%%

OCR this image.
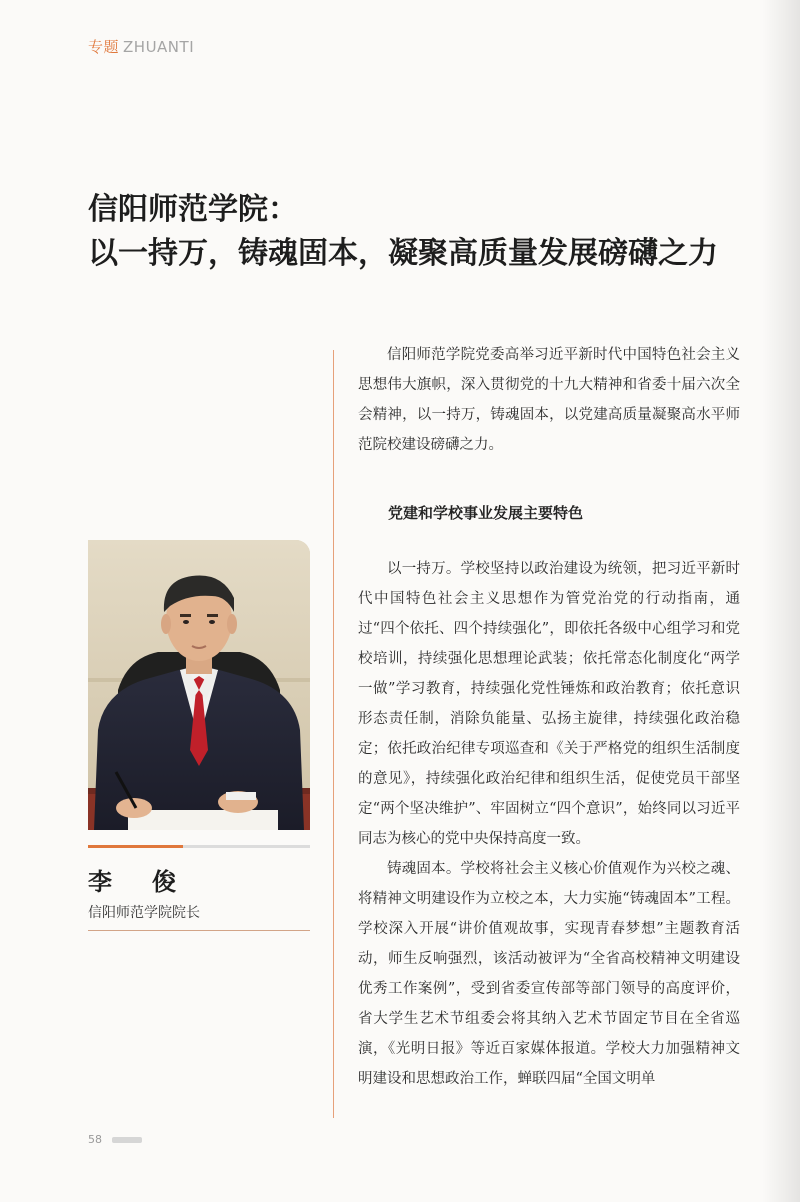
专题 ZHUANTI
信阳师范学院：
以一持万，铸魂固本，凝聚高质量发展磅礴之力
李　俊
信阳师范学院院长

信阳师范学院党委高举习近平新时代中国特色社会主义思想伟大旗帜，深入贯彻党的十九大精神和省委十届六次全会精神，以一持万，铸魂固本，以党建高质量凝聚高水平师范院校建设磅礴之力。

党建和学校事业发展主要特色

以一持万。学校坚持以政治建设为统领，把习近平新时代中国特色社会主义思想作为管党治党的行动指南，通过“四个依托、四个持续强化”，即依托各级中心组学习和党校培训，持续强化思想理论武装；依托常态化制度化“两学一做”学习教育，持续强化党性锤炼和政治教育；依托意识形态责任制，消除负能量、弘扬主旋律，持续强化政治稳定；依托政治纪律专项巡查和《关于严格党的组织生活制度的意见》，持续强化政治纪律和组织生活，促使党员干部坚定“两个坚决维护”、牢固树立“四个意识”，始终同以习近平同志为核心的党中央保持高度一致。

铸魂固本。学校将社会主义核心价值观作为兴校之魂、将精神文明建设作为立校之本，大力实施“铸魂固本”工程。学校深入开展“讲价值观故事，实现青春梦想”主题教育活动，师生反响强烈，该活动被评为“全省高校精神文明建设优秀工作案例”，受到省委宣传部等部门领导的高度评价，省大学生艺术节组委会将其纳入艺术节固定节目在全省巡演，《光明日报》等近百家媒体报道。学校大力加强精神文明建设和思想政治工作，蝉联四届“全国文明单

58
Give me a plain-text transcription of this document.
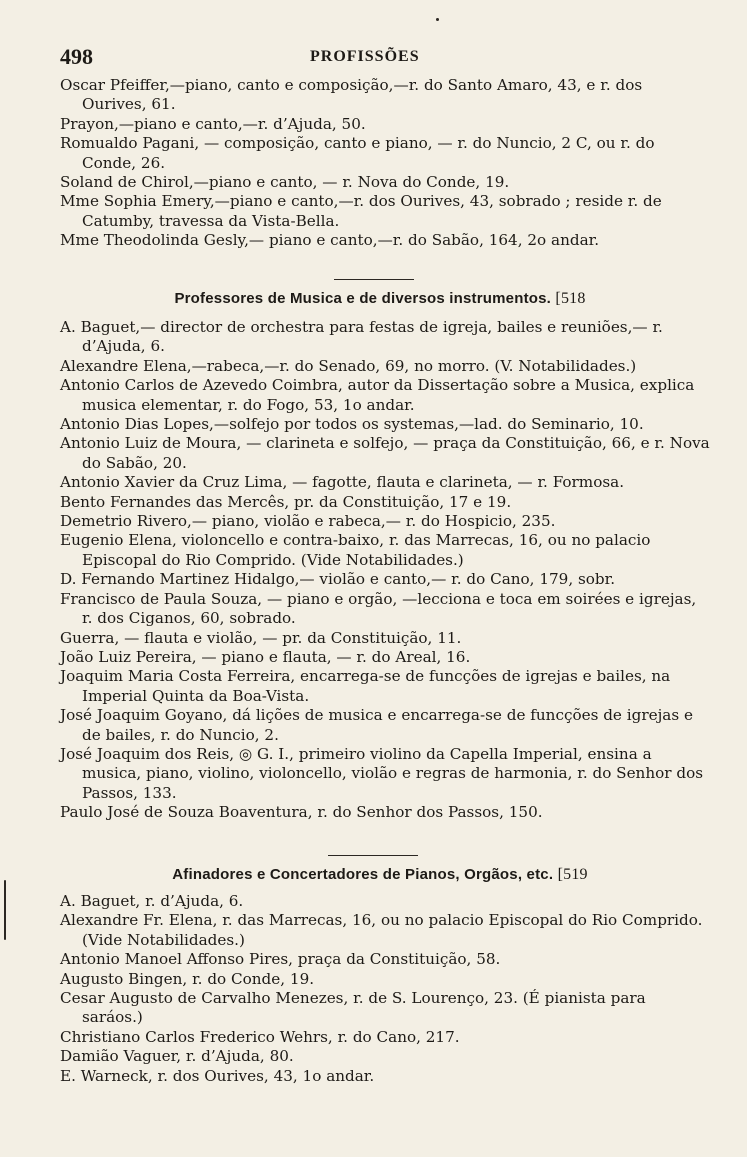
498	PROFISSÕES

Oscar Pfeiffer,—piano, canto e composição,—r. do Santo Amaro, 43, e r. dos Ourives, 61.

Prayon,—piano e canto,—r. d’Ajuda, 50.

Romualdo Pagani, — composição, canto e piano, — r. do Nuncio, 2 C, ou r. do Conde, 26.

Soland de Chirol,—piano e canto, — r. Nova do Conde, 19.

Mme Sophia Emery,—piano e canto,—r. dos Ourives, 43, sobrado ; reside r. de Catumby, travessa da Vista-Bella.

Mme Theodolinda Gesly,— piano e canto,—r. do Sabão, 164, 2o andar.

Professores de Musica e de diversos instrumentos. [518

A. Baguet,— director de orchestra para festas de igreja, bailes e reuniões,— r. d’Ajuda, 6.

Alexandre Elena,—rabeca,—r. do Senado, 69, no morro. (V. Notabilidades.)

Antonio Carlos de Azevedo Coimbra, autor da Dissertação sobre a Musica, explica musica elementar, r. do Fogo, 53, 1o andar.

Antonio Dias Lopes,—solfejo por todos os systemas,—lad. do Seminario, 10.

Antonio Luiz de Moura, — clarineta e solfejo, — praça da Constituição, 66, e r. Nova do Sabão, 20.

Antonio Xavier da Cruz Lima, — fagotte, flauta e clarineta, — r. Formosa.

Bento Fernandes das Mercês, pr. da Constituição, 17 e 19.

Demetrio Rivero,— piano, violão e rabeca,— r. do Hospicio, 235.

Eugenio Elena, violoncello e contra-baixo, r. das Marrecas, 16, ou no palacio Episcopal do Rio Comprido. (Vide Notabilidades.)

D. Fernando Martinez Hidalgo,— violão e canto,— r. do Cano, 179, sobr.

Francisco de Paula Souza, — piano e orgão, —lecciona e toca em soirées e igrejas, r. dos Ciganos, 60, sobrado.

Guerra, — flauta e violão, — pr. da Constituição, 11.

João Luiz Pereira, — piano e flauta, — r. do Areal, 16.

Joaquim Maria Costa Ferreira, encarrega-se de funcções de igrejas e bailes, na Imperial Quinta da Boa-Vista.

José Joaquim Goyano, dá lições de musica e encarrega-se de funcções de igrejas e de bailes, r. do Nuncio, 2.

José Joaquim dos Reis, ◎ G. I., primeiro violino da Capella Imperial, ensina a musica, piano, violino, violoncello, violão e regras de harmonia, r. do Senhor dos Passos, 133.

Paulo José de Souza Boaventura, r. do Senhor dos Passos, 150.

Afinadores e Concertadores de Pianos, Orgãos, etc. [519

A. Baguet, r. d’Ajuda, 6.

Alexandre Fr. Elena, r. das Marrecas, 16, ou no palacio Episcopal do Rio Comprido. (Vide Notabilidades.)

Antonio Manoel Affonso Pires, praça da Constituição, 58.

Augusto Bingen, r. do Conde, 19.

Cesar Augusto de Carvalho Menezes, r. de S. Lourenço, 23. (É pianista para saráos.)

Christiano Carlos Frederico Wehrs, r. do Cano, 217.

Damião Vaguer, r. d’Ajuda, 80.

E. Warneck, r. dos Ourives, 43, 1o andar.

%%

What you need to do> Scan the material line by line and report each one that contains "Conde".

Solved exercise>
Romualdo Pagani, — composição, canto e piano, — r. do Nuncio, 2 C, ou r. do Conde, 26.
Soland de Chirol,—piano e canto, — r. Nova do Conde, 19.
Augusto Bingen, r. do Conde, 19.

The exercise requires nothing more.